[Dataset records]
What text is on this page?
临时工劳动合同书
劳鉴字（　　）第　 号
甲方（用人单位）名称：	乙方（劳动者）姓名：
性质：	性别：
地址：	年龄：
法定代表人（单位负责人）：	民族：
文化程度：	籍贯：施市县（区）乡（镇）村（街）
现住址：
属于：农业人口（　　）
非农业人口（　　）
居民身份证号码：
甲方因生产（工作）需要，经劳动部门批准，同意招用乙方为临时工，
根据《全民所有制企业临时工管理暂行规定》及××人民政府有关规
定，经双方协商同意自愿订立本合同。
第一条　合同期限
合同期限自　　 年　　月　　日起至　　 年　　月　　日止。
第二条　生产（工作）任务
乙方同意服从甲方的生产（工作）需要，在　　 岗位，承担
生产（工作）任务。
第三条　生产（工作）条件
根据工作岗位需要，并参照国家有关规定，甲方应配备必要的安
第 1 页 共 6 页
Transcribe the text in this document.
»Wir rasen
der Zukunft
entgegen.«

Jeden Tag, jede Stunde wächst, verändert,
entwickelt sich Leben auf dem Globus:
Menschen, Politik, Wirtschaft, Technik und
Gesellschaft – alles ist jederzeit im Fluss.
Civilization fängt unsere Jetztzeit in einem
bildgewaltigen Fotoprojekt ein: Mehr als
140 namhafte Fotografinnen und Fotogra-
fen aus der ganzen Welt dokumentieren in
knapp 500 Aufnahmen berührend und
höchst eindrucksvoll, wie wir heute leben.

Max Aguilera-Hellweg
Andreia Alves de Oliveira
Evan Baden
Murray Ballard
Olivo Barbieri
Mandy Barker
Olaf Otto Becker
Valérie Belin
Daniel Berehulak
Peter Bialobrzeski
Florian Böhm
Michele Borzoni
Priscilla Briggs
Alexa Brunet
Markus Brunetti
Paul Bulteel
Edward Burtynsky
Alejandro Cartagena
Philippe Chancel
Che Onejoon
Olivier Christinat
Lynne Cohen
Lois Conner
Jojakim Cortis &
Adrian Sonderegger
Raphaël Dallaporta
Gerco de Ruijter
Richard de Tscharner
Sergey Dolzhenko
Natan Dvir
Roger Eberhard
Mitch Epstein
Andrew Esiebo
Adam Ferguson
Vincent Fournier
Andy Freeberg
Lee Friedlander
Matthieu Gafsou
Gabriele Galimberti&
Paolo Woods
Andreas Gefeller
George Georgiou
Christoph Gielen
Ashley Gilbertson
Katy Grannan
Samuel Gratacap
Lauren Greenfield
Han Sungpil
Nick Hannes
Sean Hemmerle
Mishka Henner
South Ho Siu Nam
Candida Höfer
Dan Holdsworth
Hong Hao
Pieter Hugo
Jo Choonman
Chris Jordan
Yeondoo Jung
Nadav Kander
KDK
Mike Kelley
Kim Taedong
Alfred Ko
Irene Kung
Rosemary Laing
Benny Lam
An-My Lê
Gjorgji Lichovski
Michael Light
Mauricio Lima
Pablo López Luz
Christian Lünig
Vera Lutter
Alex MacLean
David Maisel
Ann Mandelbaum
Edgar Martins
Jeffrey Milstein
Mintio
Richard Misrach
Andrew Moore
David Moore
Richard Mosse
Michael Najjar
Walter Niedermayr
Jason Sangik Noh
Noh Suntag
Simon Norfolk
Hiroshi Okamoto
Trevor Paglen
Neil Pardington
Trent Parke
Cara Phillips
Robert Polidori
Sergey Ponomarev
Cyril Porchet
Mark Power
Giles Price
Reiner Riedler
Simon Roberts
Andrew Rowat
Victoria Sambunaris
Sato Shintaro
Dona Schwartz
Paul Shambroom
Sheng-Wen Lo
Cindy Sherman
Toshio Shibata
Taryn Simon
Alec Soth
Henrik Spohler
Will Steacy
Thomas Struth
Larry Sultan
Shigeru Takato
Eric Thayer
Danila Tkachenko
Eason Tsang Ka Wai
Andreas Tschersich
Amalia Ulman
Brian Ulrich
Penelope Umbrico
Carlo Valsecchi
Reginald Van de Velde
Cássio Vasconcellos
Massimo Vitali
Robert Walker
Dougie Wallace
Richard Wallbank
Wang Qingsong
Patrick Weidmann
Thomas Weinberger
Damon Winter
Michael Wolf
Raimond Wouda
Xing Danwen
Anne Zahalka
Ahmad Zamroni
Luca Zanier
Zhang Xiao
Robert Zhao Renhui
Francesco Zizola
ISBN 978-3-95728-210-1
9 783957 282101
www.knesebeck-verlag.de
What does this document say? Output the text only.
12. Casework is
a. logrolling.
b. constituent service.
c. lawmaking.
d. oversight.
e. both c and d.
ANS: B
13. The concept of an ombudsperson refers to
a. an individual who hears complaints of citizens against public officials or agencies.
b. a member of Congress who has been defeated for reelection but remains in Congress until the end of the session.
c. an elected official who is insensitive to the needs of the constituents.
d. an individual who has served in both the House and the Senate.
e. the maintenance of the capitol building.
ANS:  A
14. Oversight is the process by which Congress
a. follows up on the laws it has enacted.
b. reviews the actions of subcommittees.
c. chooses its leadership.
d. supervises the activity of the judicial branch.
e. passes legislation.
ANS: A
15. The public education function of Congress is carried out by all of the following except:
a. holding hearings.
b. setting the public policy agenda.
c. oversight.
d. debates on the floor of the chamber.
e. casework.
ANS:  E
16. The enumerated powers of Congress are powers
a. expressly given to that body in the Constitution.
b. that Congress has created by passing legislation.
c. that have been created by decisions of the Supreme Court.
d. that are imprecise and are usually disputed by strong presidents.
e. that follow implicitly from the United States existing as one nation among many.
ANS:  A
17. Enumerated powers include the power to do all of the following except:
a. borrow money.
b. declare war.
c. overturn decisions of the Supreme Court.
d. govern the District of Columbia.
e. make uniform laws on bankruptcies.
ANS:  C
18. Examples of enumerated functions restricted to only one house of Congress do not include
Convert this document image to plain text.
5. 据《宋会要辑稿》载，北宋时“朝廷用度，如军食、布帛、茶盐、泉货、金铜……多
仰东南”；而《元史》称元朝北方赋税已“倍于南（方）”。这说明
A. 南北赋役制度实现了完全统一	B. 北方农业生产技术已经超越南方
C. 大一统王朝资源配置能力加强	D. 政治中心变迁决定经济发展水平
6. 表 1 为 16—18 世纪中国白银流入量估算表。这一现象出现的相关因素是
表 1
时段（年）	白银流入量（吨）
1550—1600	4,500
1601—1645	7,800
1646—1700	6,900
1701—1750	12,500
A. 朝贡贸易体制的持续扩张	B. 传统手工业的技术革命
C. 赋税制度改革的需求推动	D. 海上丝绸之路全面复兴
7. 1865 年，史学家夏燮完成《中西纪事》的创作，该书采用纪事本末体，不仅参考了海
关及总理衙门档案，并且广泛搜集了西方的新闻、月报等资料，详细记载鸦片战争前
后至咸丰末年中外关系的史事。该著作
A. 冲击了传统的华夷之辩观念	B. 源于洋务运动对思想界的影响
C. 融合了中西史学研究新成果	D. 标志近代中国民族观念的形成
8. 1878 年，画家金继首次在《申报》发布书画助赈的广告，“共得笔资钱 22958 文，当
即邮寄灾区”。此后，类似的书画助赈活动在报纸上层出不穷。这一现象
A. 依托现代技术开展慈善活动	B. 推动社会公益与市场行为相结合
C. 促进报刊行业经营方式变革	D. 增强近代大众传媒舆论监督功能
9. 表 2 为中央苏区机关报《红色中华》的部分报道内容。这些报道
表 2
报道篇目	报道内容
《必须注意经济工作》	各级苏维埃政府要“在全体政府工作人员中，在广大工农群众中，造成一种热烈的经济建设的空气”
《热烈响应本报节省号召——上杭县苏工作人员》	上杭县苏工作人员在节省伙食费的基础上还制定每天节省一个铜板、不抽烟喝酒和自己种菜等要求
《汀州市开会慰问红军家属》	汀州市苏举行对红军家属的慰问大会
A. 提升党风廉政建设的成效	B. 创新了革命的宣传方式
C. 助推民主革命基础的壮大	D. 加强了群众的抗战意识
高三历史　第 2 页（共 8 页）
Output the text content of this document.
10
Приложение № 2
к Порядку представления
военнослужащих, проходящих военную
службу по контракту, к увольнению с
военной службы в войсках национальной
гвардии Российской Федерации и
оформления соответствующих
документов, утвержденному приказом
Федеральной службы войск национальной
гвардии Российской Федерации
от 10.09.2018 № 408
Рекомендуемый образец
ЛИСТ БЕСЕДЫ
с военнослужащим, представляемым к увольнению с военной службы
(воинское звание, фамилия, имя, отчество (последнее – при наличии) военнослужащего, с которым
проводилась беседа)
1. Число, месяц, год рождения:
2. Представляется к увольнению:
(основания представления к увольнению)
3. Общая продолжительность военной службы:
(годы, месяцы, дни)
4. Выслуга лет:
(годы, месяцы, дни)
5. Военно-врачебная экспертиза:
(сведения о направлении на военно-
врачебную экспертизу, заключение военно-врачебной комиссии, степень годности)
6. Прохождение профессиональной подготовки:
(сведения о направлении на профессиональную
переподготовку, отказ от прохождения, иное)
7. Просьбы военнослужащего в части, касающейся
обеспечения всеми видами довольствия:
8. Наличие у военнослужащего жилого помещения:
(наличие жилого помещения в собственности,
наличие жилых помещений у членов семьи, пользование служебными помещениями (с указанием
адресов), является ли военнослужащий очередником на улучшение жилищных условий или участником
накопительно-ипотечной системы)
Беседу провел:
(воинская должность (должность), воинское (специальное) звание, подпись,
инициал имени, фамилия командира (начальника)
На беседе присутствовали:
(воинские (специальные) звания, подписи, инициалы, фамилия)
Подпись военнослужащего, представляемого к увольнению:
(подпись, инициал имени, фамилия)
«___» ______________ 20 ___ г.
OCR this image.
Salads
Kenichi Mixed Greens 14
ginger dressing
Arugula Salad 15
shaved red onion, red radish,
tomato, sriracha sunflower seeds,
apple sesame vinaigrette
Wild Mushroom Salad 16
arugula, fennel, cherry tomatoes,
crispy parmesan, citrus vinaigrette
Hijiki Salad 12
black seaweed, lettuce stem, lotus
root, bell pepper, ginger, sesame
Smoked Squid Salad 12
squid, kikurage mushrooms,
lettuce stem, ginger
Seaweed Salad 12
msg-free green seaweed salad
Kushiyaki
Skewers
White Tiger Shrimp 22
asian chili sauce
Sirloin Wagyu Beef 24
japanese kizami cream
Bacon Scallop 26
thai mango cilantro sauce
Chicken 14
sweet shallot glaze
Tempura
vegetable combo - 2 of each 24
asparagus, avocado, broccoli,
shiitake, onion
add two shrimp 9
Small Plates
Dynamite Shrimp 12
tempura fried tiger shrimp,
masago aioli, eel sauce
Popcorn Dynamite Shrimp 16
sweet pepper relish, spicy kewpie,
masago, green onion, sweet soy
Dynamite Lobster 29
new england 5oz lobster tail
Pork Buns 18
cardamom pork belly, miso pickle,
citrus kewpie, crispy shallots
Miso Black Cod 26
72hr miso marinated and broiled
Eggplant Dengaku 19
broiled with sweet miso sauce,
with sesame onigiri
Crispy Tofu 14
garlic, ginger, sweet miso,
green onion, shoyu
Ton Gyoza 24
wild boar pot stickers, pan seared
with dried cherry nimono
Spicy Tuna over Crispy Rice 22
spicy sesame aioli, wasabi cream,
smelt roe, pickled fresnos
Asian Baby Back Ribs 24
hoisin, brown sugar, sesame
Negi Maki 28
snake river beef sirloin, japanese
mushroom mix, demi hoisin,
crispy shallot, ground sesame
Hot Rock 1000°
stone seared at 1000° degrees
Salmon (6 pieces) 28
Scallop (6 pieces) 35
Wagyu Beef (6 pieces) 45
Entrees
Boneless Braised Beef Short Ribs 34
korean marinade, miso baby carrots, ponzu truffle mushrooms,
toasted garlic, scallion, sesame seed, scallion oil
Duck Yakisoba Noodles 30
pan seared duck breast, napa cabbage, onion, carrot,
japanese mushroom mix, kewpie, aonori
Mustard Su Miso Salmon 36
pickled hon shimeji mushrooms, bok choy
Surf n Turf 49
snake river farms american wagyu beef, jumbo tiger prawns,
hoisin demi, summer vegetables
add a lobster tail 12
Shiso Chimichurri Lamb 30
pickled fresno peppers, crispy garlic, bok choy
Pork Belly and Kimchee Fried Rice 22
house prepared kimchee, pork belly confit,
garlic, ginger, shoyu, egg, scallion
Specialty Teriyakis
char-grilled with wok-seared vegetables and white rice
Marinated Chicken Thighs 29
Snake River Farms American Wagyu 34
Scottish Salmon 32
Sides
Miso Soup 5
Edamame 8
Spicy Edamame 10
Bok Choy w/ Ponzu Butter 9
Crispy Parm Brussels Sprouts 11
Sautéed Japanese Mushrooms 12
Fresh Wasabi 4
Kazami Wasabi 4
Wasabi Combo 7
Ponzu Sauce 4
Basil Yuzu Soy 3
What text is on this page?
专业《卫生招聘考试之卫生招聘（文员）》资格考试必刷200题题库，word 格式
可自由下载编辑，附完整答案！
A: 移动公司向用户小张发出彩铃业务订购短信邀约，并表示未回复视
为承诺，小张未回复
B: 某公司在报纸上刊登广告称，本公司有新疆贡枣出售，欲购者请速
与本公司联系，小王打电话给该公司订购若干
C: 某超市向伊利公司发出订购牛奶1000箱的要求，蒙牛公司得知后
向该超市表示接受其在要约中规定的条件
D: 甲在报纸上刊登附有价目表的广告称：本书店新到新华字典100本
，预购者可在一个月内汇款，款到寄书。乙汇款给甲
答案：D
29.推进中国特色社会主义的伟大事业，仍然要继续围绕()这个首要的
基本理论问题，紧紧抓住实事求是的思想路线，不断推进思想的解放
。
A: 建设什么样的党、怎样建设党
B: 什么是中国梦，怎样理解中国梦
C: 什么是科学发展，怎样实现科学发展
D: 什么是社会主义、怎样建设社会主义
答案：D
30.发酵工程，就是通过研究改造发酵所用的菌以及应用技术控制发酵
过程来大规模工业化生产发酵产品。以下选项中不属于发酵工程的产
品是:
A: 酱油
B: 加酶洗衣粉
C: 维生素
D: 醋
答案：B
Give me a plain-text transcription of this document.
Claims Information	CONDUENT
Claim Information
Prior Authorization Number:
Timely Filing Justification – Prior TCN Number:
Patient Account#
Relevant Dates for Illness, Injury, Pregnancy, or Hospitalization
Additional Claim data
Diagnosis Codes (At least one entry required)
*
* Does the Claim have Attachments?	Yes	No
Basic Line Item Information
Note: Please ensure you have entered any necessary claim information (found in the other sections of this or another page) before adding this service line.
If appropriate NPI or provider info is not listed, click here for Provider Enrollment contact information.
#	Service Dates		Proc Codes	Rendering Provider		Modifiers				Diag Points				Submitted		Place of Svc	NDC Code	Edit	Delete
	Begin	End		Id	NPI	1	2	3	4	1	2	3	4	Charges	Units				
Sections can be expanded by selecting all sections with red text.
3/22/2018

Written request — Locate all lines in the listing above with the word "only". Copy them.

Solution —
What does this document say? Output the text only.
18. Examples of enumerated functions restricted to only one house of Congress do not include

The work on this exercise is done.